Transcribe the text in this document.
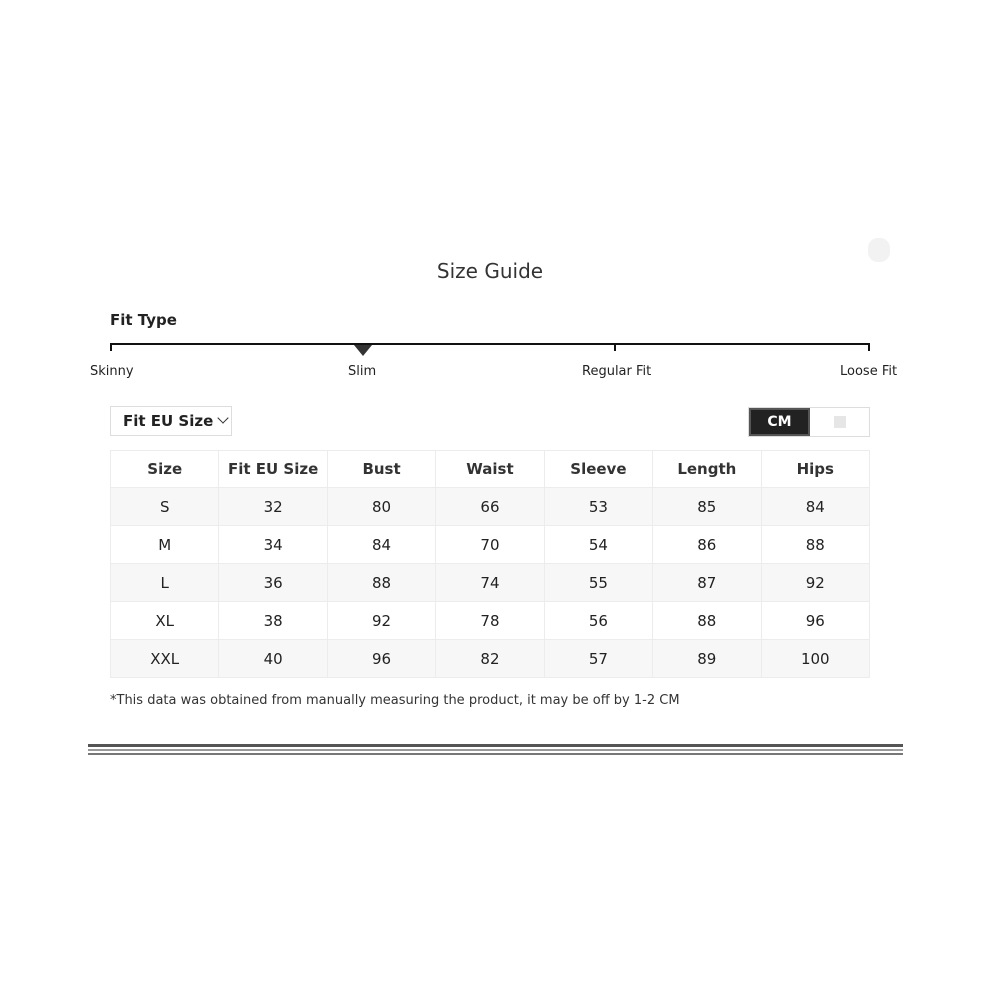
Size Guide
Fit Type
Skinny	Slim	Regular Fit	Loose Fit
Fit EU Size	CM
Size	Fit EU Size	Bust	Waist	Sleeve	Length	Hips
S	32	80	66	53	85	84
M	34	84	70	54	86	88
L	36	88	74	55	87	92
XL	38	92	78	56	88	96
XXL	40	96	82	57	89	100
*This data was obtained from manually measuring the product, it may be off by 1-2 CM
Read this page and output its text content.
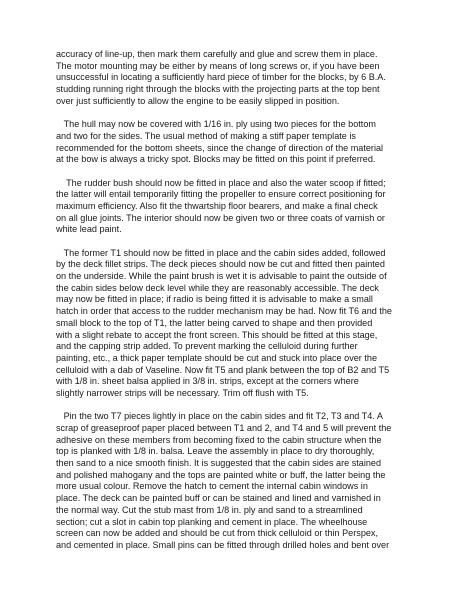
accuracy of line-up, then mark them carefully and glue and screw them in place.
The motor mounting may be either by means of long screws or, if you have been
unsuccessful in locating a sufficiently hard piece of timber for the blocks, by 6 B.A.
studding running right through the blocks with the projecting parts at the top bent
over just sufficiently to allow the engine to be easily slipped in position.
The hull may now be covered with 1/16 in. ply using two pieces for the bottom
and two for the sides. The usual method of making a stiff paper template is
recommended for the bottom sheets, since the change of direction of the material
at the bow is always a tricky spot. Blocks may be fitted on this point if preferred.
The rudder bush should now be fitted in place and also the water scoop if fitted;
the latter will entail temporarily fitting the propeller to ensure correct positioning for
maximum efficiency. Also fit the thwartship floor bearers, and make a final check
on all glue joints. The interior should now be given two or three coats of varnish or
white lead paint.
The former T1 should now be fitted in place and the cabin sides added, followed
by the deck fillet strips. The deck pieces should now be cut and fitted then painted
on the underside. While the paint brush is wet it is advisable to paint the outside of
the cabin sides below deck level while they are reasonably accessible. The deck
may now be fitted in place; if radio is being fitted it is advisable to make a small
hatch in order that access to the rudder mechanism may be had. Now fit T6 and the
small block to the top of T1, the latter being carved to shape and then provided
with a slight rebate to accept the front screen. This should be fitted at this stage,
and the capping strip added. To prevent marking the celluloid during further
painting, etc., a thick paper template should be cut and stuck into place over the
celluloid with a dab of Vaseline. Now fit T5 and plank between the top of B2 and T5
with 1/8 in. sheet balsa applied in 3/8 in. strips, except at the corners where
slightly narrower strips will be necessary. Trim off flush with T5.
Pin the two T7 pieces lightly in place on the cabin sides and fit T2, T3 and T4. A
scrap of greaseproof paper placed between T1 and 2, and T4 and 5 will prevent the
adhesive on these members from becoming fixed to the cabin structure when the
top is planked with 1/8 in. balsa. Leave the assembly in place to dry thoroughly,
then sand to a nice smooth finish. It is suggested that the cabin sides are stained
and polished mahogany and the tops are painted white or buff, the latter being the
more usual colour. Remove the hatch to cement the internal cabin windows in
place. The deck can be painted buff or can be stained and lined and varnished in
the normal way. Cut the stub mast from 1/8 in. ply and sand to a streamlined
section; cut a slot in cabin top planking and cement in place. The wheelhouse
screen can now be added and should be cut from thick celluloid or thin Perspex,
and cemented in place. Small pins can be fitted through drilled holes and bent over
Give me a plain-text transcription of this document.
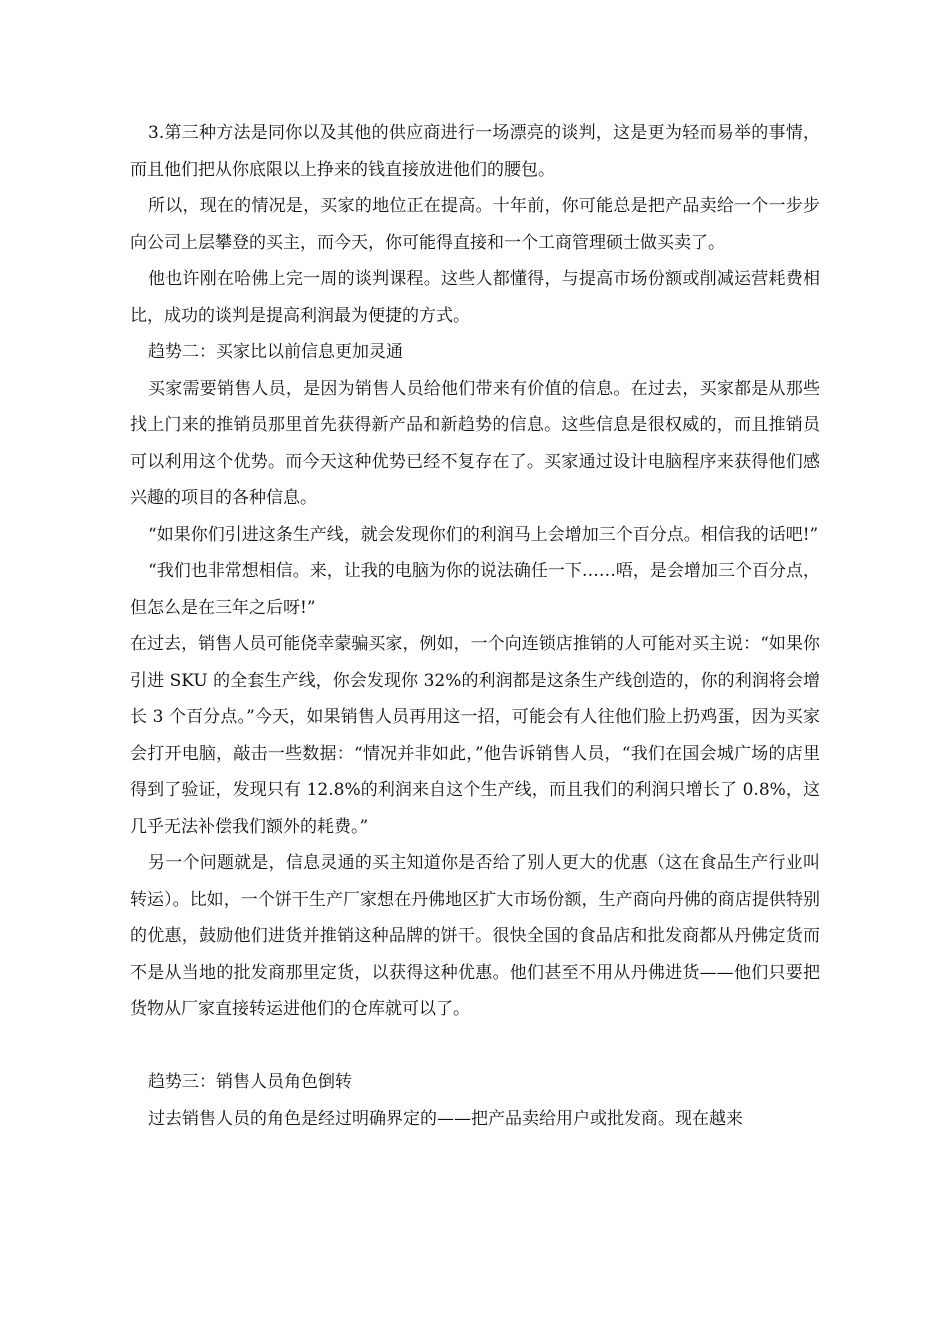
3.第三种方法是同你以及其他的供应商进行一场漂亮的谈判，这是更为轻而易举的事情，而且他们把从你底限以上挣来的钱直接放进他们的腰包。

所以，现在的情况是，买家的地位正在提高。十年前，你可能总是把产品卖给一个一步步向公司上层攀登的买主，而今天，你可能得直接和一个工商管理硕士做买卖了。

他也许刚在哈佛上完一周的谈判课程。这些人都懂得，与提高市场份额或削减运营耗费相比，成功的谈判是提高利润最为便捷的方式。

趋势二：买家比以前信息更加灵通

买家需要销售人员，是因为销售人员给他们带来有价值的信息。在过去，买家都是从那些找上门来的推销员那里首先获得新产品和新趋势的信息。这些信息是很权威的，而且推销员可以利用这个优势。而今天这种优势已经不复存在了。买家通过设计电脑程序来获得他们感兴趣的项目的各种信息。

“如果你们引进这条生产线，就会发现你们的利润马上会增加三个百分点。相信我的话吧!”

“我们也非常想相信。来，让我的电脑为你的说法确任一下……唔，是会增加三个百分点，但怎么是在三年之后呀!”

在过去，销售人员可能侥幸蒙骗买家，例如，一个向连锁店推销的人可能对买主说：“如果你引进 SKU 的全套生产线，你会发现你 32%的利润都是这条生产线创造的，你的利润将会增长 3 个百分点。”今天，如果销售人员再用这一招，可能会有人往他们脸上扔鸡蛋，因为买家会打开电脑，敲击一些数据：“情况并非如此，”他告诉销售人员，“我们在国会城广场的店里得到了验证，发现只有 12.8%的利润来自这个生产线，而且我们的利润只增长了 0.8%，这几乎无法补偿我们额外的耗费。”

另一个问题就是，信息灵通的买主知道你是否给了别人更大的优惠（这在食品生产行业叫转运）。比如，一个饼干生产厂家想在丹佛地区扩大市场份额，生产商向丹佛的商店提供特别的优惠，鼓励他们进货并推销这种品牌的饼干。很快全国的食品店和批发商都从丹佛定货而不是从当地的批发商那里定货，以获得这种优惠。他们甚至不用从丹佛进货——他们只要把货物从厂家直接转运进他们的仓库就可以了。

趋势三：销售人员角色倒转

过去销售人员的角色是经过明确界定的——把产品卖给用户或批发商。现在越来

================

» **Task description**
Take every line that includes the string "white" and copy it.

» **Output below**
white lead paint.
and polished mahogany and the tops are painted white or buff, the latter being the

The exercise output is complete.